> **What is required**: Pick out every line with the word "name" and copy it.

[Dataset records]
^^^^^^^^
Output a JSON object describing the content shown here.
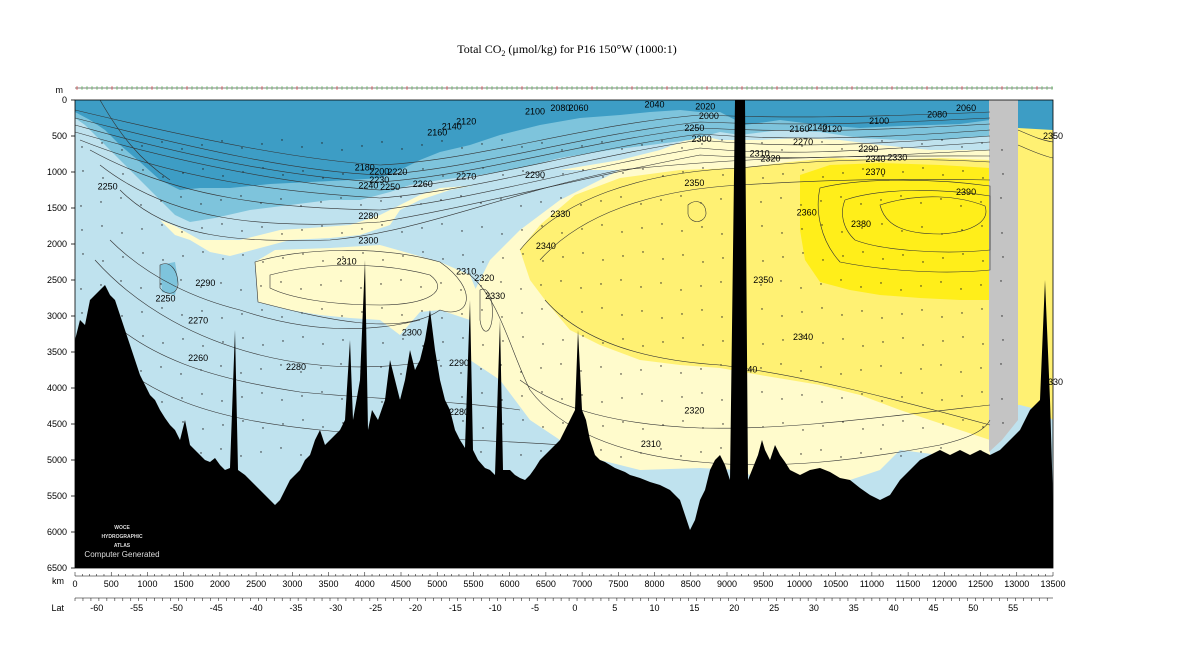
{
  "chart_data": {
    "type": "heatmap",
    "title": "Total CO",
    "title_sub": "2",
    "title_rest": " (μmol/kg) for P16 150°W (1000:1)",
    "ylabel_unit": "m",
    "xlabel_unit": "km",
    "lat_label": "Lat",
    "depth_ticks": [
      0,
      500,
      1000,
      1500,
      2000,
      2500,
      3000,
      3500,
      4000,
      4500,
      5000,
      5500,
      6000,
      6500
    ],
    "depth_range": [
      0,
      6500
    ],
    "km_ticks": [
      0,
      500,
      1000,
      1500,
      2000,
      2500,
      3000,
      3500,
      4000,
      4500,
      5000,
      5500,
      6000,
      6500,
      7000,
      7500,
      8000,
      8500,
      9000,
      9500,
      10000,
      10500,
      11000,
      11500,
      12000,
      12500,
      13000,
      13500
    ],
    "km_range": [
      0,
      13500
    ],
    "lat_ticks": [
      {
        "lat": -60,
        "km": 300
      },
      {
        "lat": -55,
        "km": 850
      },
      {
        "lat": -50,
        "km": 1400
      },
      {
        "lat": -45,
        "km": 1950
      },
      {
        "lat": -40,
        "km": 2500
      },
      {
        "lat": -35,
        "km": 3050
      },
      {
        "lat": -30,
        "km": 3600
      },
      {
        "lat": -25,
        "km": 4150
      },
      {
        "lat": -20,
        "km": 4700
      },
      {
        "lat": -15,
        "km": 5250
      },
      {
        "lat": -10,
        "km": 5800
      },
      {
        "lat": -5,
        "km": 6350
      },
      {
        "lat": 0,
        "km": 6900
      },
      {
        "lat": 5,
        "km": 7450
      },
      {
        "lat": 10,
        "km": 8000
      },
      {
        "lat": 15,
        "km": 8550
      },
      {
        "lat": 20,
        "km": 9100
      },
      {
        "lat": 25,
        "km": 9650
      },
      {
        "lat": 30,
        "km": 10200
      },
      {
        "lat": 35,
        "km": 10750
      },
      {
        "lat": 40,
        "km": 11300
      },
      {
        "lat": 45,
        "km": 11850
      },
      {
        "lat": 50,
        "km": 12400
      },
      {
        "lat": 55,
        "km": 12950
      }
    ],
    "color_scale": [
      {
        "below": 2160,
        "color": "#3d9dc5"
      },
      {
        "below": 2250,
        "color": "#7ec4dc"
      },
      {
        "below": 2300,
        "color": "#bfe2ee"
      },
      {
        "below": 2340,
        "color": "#fffbcc"
      },
      {
        "below": 2360,
        "color": "#fff173"
      },
      {
        "below": 9999,
        "color": "#ffee1a"
      }
    ],
    "contour_labels": [
      {
        "text": "2100",
        "km": 6350,
        "d": 160
      },
      {
        "text": "2080",
        "km": 6700,
        "d": 110
      },
      {
        "text": "2060",
        "km": 6950,
        "d": 110
      },
      {
        "text": "2040",
        "km": 8000,
        "d": 60
      },
      {
        "text": "2020",
        "km": 8700,
        "d": 90
      },
      {
        "text": "2000",
        "km": 8750,
        "d": 220
      },
      {
        "text": "2060",
        "km": 12300,
        "d": 110
      },
      {
        "text": "2080",
        "km": 11900,
        "d": 200
      },
      {
        "text": "2100",
        "km": 11100,
        "d": 290
      },
      {
        "text": "2120",
        "km": 10450,
        "d": 400
      },
      {
        "text": "2140",
        "km": 10250,
        "d": 380
      },
      {
        "text": "2160",
        "km": 10000,
        "d": 400
      },
      {
        "text": "2270",
        "km": 10050,
        "d": 580
      },
      {
        "text": "2290",
        "km": 10950,
        "d": 680
      },
      {
        "text": "2300",
        "km": 8650,
        "d": 540
      },
      {
        "text": "2250",
        "km": 8550,
        "d": 390
      },
      {
        "text": "2160",
        "km": 5000,
        "d": 450
      },
      {
        "text": "2140",
        "km": 5200,
        "d": 370
      },
      {
        "text": "2120",
        "km": 5400,
        "d": 300
      },
      {
        "text": "2180",
        "km": 4000,
        "d": 940
      },
      {
        "text": "2230",
        "km": 4200,
        "d": 1110
      },
      {
        "text": "2240",
        "km": 4050,
        "d": 1190
      },
      {
        "text": "2250",
        "km": 4350,
        "d": 1210
      },
      {
        "text": "2260",
        "km": 4800,
        "d": 1170
      },
      {
        "text": "2220",
        "km": 4450,
        "d": 1000
      },
      {
        "text": "2200",
        "km": 4200,
        "d": 990
      },
      {
        "text": "2250",
        "km": 450,
        "d": 1200
      },
      {
        "text": "2270",
        "km": 5400,
        "d": 1060
      },
      {
        "text": "2290",
        "km": 6350,
        "d": 1040
      },
      {
        "text": "2310",
        "km": 9450,
        "d": 740
      },
      {
        "text": "2320",
        "km": 9600,
        "d": 810
      },
      {
        "text": "2340",
        "km": 11050,
        "d": 820
      },
      {
        "text": "2330",
        "km": 11350,
        "d": 800
      },
      {
        "text": "2370",
        "km": 11050,
        "d": 1000
      },
      {
        "text": "2350",
        "km": 8550,
        "d": 1150
      },
      {
        "text": "2390",
        "km": 12300,
        "d": 1280
      },
      {
        "text": "2350",
        "km": 13500,
        "d": 500
      },
      {
        "text": "2360",
        "km": 10100,
        "d": 1560
      },
      {
        "text": "2380",
        "km": 10850,
        "d": 1720
      },
      {
        "text": "2330",
        "km": 6700,
        "d": 1580
      },
      {
        "text": "2340",
        "km": 6500,
        "d": 2030
      },
      {
        "text": "2280",
        "km": 4050,
        "d": 1610
      },
      {
        "text": "2300",
        "km": 4050,
        "d": 1950
      },
      {
        "text": "2310",
        "km": 3750,
        "d": 2240
      },
      {
        "text": "2290",
        "km": 1800,
        "d": 2540
      },
      {
        "text": "2250",
        "km": 1250,
        "d": 2760
      },
      {
        "text": "2310",
        "km": 5400,
        "d": 2380
      },
      {
        "text": "2320",
        "km": 5650,
        "d": 2470
      },
      {
        "text": "2330",
        "km": 5800,
        "d": 2720
      },
      {
        "text": "2350",
        "km": 9500,
        "d": 2500
      },
      {
        "text": "2270",
        "km": 1700,
        "d": 3060
      },
      {
        "text": "2300",
        "km": 4650,
        "d": 3230
      },
      {
        "text": "2340",
        "km": 10050,
        "d": 3290
      },
      {
        "text": "2290",
        "km": 5300,
        "d": 3650
      },
      {
        "text": "2260",
        "km": 1700,
        "d": 3580
      },
      {
        "text": "2280",
        "km": 3050,
        "d": 3710
      },
      {
        "text": "2280",
        "km": 5300,
        "d": 4330
      },
      {
        "text": "2320",
        "km": 8550,
        "d": 4310
      },
      {
        "text": "2310",
        "km": 7950,
        "d": 4780
      },
      {
        "text": "2330",
        "km": 13500,
        "d": 3920
      },
      {
        "text": "40",
        "km": 9350,
        "d": 3740
      }
    ],
    "watermark_lines": [
      "WOCE",
      "HYDROGRAPHIC",
      "ATLAS"
    ],
    "watermark_footer": "Computer Generated"
  }
}
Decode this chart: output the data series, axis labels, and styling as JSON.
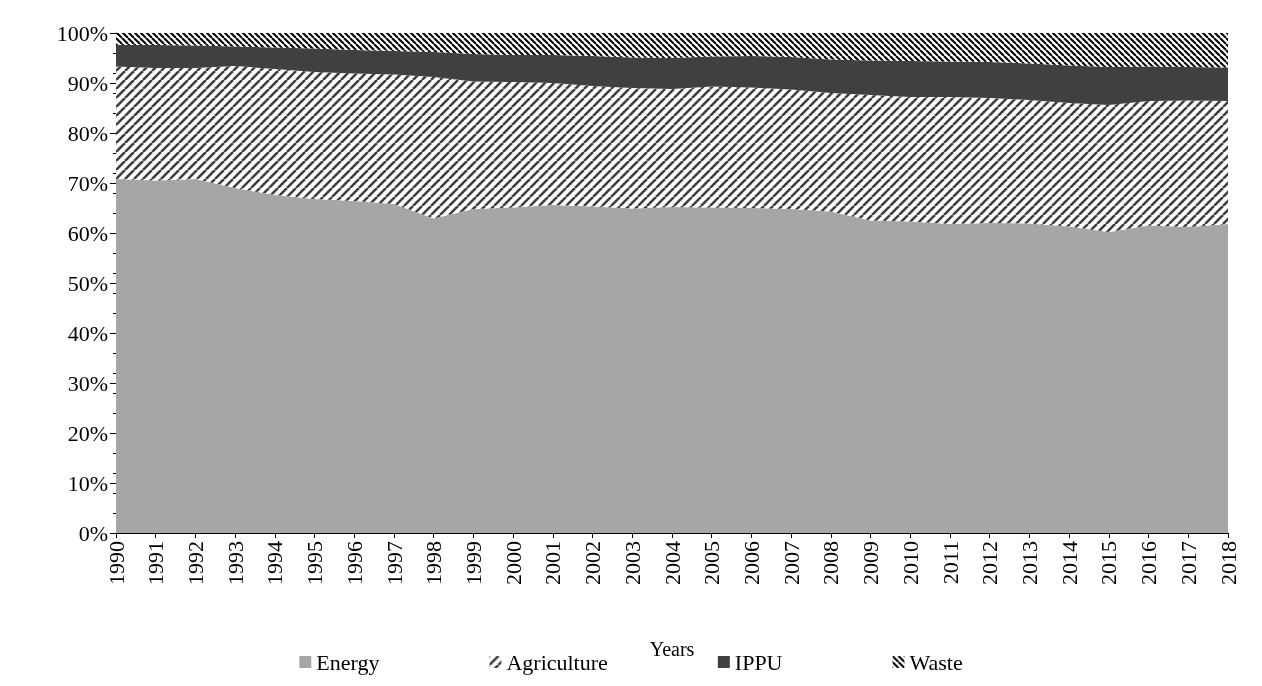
{
  "chart_data": {
    "type": "area",
    "stacked": true,
    "xlabel": "Years",
    "categories": [
      "1990",
      "1991",
      "1992",
      "1993",
      "1994",
      "1995",
      "1996",
      "1997",
      "1998",
      "1999",
      "2000",
      "2001",
      "2002",
      "2003",
      "2004",
      "2005",
      "2006",
      "2007",
      "2008",
      "2009",
      "2010",
      "2011",
      "2012",
      "2013",
      "2014",
      "2015",
      "2016",
      "2017",
      "2018"
    ],
    "series": [
      {
        "name": "Energy",
        "color": "#a6a6a6",
        "values": [
          70.8,
          70.5,
          70.8,
          69.0,
          67.6,
          66.8,
          66.4,
          65.8,
          62.9,
          64.8,
          65.1,
          65.6,
          65.3,
          64.9,
          65.2,
          65.1,
          65.0,
          64.8,
          64.3,
          62.5,
          62.3,
          61.8,
          62.0,
          61.9,
          61.3,
          60.2,
          61.5,
          61.2,
          61.8
        ]
      },
      {
        "name": "Agriculture",
        "color": "#404040",
        "values": [
          22.5,
          22.5,
          22.2,
          24.4,
          25.2,
          25.4,
          25.5,
          25.9,
          28.3,
          25.5,
          25.1,
          24.4,
          24.1,
          24.1,
          23.6,
          24.2,
          24.1,
          23.9,
          23.7,
          25.1,
          24.9,
          25.4,
          25.0,
          24.7,
          24.7,
          25.4,
          24.9,
          25.3,
          24.6
        ]
      },
      {
        "name": "IPPU",
        "color": "#404040",
        "values": [
          4.3,
          4.6,
          4.5,
          3.9,
          4.3,
          4.7,
          4.7,
          4.7,
          5.0,
          5.5,
          5.4,
          5.6,
          6.0,
          6.1,
          6.2,
          6.0,
          6.3,
          6.5,
          6.7,
          6.9,
          7.2,
          7.1,
          7.2,
          7.3,
          7.5,
          7.6,
          6.9,
          6.7,
          6.7
        ]
      },
      {
        "name": "Waste",
        "color": "#000000",
        "values": [
          2.4,
          2.4,
          2.5,
          2.7,
          2.9,
          3.1,
          3.4,
          3.6,
          3.8,
          4.2,
          4.4,
          4.4,
          4.6,
          4.9,
          5.0,
          4.7,
          4.6,
          4.8,
          5.3,
          5.5,
          5.6,
          5.7,
          5.8,
          6.1,
          6.5,
          6.8,
          6.7,
          6.8,
          6.9
        ]
      }
    ],
    "ylim": [
      0,
      100
    ],
    "yticks": [
      {
        "value": 0,
        "label": "0%"
      },
      {
        "value": 10,
        "label": "10%"
      },
      {
        "value": 20,
        "label": "20%"
      },
      {
        "value": 30,
        "label": "30%"
      },
      {
        "value": 40,
        "label": "40%"
      },
      {
        "value": 50,
        "label": "50%"
      },
      {
        "value": 60,
        "label": "60%"
      },
      {
        "value": 70,
        "label": "70%"
      },
      {
        "value": 80,
        "label": "80%"
      },
      {
        "value": 90,
        "label": "90%"
      },
      {
        "value": 100,
        "label": "100%"
      }
    ],
    "grid": false,
    "legend": "bottom"
  }
}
^^^^^^^^
> **Answer below**:
        "name": "Energy",
        "name": "Agriculture",
        "name": "IPPU",
        "name": "Waste",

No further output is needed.